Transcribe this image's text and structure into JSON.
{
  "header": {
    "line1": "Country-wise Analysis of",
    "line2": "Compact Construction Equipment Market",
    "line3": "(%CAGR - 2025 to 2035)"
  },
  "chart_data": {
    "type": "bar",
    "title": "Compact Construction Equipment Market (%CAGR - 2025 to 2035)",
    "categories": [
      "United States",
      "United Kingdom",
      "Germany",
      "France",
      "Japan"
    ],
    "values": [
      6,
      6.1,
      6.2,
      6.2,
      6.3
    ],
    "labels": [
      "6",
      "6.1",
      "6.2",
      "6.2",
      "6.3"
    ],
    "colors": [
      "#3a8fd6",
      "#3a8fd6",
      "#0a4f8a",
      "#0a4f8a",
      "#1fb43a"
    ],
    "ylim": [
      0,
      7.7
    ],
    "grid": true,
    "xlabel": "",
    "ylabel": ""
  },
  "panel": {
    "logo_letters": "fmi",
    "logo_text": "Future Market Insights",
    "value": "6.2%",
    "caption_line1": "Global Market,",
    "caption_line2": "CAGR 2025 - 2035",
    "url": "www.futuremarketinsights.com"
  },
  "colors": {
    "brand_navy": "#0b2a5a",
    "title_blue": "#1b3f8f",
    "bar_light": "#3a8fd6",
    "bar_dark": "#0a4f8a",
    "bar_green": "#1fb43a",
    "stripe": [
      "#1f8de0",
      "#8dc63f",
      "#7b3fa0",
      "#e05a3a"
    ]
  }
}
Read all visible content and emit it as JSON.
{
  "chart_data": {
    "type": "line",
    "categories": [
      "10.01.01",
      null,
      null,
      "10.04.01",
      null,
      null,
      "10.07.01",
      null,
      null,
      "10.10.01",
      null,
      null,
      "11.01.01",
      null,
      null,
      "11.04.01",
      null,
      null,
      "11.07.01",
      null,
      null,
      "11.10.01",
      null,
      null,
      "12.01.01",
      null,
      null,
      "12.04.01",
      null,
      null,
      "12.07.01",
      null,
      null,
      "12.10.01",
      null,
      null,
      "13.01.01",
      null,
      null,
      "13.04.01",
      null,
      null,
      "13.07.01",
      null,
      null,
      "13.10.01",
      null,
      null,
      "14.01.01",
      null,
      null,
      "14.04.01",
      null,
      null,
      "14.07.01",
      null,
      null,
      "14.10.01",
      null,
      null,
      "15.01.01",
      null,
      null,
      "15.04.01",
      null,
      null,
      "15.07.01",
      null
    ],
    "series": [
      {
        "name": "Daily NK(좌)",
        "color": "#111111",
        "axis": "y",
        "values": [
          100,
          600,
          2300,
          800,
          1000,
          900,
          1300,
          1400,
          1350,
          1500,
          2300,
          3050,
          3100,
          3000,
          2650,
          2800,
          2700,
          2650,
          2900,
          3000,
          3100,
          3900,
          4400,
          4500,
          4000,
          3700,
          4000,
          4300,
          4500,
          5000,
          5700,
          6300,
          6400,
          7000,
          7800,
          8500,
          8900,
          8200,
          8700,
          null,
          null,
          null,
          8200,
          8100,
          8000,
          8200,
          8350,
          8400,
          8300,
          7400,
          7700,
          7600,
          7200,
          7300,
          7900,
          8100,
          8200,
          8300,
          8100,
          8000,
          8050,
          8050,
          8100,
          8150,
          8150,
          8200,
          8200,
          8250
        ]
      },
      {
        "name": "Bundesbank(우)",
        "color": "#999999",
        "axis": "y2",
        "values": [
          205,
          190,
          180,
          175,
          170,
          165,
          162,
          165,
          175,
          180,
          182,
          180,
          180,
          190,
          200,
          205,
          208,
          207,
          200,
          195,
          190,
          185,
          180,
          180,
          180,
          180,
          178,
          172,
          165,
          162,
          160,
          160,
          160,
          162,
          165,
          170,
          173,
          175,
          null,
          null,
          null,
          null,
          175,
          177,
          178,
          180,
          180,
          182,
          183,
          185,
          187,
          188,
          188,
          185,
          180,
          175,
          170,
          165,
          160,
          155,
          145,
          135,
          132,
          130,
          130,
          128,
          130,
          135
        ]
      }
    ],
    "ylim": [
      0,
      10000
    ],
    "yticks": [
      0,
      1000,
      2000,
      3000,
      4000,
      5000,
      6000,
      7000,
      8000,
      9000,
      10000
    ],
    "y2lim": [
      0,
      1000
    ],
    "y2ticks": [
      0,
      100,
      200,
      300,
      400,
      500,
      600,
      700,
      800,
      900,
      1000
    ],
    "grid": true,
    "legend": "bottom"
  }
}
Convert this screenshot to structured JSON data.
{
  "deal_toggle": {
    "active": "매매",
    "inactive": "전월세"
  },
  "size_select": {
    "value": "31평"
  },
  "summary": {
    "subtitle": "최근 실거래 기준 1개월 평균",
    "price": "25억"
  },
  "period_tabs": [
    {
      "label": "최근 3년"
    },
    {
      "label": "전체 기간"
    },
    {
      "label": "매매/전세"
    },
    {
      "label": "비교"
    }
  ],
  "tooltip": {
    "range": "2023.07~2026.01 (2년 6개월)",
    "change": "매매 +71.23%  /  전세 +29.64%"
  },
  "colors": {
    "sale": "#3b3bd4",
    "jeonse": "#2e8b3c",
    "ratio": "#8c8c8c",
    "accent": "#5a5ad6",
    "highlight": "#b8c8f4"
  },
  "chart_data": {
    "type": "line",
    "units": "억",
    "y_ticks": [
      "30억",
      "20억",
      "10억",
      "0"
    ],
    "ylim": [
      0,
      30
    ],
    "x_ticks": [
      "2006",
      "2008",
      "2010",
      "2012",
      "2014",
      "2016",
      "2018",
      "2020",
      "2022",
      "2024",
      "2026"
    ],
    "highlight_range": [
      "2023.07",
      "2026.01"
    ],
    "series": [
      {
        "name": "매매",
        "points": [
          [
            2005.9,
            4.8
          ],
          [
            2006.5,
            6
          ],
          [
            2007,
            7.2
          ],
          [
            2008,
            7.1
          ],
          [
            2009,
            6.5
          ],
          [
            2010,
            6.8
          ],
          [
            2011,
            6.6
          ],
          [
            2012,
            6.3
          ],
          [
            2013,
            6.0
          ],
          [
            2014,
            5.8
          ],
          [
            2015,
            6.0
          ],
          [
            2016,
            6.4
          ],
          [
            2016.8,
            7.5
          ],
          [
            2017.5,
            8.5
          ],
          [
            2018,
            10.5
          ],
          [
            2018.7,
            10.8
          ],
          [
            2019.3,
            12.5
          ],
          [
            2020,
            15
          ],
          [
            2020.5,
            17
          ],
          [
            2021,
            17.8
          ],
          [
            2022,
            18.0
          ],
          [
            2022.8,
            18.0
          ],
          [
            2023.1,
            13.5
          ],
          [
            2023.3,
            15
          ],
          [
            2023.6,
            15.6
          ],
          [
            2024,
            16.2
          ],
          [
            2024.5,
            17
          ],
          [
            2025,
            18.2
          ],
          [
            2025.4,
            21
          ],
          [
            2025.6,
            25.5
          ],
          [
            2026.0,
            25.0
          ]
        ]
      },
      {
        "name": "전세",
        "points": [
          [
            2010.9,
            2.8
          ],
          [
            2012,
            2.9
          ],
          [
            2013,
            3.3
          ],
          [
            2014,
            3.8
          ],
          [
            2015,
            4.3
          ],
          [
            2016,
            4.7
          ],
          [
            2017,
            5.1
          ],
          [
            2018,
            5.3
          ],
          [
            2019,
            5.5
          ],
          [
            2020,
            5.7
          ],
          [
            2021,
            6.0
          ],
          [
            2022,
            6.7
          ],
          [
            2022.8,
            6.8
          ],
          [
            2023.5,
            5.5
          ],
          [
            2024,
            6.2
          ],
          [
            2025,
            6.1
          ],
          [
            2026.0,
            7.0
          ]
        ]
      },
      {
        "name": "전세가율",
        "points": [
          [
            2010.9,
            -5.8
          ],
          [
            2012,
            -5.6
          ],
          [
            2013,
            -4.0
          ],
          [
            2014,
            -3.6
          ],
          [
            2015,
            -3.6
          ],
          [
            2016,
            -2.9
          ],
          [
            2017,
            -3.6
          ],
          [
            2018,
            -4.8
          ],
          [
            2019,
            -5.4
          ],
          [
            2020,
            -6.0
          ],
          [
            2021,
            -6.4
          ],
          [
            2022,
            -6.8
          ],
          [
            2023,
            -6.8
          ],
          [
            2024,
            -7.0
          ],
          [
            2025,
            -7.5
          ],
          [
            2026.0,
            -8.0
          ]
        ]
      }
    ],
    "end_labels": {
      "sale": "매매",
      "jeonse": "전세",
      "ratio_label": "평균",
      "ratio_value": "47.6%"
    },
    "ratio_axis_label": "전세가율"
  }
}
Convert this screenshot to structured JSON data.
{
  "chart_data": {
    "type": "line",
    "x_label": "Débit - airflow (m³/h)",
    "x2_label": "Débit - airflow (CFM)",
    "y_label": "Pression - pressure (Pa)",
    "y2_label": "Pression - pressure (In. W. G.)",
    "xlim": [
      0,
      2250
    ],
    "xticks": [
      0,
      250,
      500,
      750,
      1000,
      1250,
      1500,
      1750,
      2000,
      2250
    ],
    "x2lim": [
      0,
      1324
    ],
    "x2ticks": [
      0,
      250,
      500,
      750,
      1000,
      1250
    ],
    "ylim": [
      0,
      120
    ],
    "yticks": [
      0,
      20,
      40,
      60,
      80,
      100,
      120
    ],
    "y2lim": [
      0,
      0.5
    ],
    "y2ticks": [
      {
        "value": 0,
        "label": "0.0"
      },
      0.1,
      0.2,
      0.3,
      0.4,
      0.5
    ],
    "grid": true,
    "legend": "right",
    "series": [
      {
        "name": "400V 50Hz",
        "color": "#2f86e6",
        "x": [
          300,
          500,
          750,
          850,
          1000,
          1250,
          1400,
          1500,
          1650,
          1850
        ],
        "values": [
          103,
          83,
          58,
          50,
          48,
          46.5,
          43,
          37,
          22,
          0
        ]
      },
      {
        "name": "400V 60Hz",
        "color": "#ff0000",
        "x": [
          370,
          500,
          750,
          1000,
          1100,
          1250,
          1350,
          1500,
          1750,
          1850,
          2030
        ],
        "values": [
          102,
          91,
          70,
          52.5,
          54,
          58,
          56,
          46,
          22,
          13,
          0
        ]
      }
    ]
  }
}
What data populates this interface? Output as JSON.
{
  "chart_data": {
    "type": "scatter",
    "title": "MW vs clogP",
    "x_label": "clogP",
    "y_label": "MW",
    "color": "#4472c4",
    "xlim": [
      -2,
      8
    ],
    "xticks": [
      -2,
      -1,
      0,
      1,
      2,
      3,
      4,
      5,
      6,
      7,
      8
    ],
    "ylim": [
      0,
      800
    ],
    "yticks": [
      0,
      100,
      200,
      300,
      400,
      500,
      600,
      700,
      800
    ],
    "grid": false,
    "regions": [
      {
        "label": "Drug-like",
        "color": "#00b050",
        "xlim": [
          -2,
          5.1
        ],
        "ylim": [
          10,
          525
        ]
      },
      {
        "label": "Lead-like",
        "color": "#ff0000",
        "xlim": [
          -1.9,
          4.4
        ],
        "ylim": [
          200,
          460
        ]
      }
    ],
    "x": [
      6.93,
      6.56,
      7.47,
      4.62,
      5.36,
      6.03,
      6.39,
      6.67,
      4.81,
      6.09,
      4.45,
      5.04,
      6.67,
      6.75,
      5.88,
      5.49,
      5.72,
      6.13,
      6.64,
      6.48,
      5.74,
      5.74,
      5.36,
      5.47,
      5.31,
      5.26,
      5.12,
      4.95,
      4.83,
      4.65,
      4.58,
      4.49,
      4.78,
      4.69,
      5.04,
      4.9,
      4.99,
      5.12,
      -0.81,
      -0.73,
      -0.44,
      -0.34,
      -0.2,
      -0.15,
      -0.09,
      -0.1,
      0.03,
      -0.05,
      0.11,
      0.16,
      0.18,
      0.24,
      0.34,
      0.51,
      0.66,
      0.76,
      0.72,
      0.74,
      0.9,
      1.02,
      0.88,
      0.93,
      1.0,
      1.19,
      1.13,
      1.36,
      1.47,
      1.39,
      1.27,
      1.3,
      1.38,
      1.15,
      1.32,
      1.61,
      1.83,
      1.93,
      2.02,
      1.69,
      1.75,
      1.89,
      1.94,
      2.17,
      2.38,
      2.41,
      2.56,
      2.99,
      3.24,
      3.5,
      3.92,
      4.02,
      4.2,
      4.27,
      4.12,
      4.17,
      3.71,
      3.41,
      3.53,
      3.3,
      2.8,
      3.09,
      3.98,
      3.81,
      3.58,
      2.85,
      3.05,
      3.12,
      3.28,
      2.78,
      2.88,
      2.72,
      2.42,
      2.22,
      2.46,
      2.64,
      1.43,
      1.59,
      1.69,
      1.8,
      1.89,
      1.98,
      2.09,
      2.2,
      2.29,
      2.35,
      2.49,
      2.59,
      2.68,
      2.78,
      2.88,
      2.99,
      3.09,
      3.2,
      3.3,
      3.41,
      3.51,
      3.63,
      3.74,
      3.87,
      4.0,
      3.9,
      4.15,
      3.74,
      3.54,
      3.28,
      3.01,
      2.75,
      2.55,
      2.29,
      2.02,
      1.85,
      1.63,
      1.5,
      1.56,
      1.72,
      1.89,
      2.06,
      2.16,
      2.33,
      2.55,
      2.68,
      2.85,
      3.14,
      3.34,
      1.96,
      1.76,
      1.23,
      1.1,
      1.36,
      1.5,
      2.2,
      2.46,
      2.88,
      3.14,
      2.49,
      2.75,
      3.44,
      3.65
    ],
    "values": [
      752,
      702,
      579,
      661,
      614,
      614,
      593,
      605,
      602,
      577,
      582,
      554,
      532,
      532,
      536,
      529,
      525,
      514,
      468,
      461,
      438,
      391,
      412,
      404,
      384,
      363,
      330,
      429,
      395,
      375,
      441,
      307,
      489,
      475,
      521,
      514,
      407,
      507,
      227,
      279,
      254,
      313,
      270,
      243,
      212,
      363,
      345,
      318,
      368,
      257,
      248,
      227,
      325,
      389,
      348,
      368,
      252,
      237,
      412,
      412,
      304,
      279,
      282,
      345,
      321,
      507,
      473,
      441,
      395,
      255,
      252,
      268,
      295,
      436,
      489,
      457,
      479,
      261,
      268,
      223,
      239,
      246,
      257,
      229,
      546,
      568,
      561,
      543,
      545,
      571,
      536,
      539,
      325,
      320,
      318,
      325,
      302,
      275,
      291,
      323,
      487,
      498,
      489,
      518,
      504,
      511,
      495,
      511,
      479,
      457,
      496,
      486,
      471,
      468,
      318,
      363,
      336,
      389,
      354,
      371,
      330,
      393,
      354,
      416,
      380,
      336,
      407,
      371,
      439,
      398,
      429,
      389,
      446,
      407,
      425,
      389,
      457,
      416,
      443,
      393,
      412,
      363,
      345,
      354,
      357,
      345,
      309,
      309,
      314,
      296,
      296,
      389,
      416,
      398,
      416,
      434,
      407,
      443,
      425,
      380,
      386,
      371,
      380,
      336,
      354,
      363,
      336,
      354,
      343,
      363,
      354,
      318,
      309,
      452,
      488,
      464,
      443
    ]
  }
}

────────────────

**EXERCISE BRIEF:** Work through the data and report how many of its lines hold the word "JSON", giving only the figure.

**RESPONSE FOR THIS EXERCISE:** 5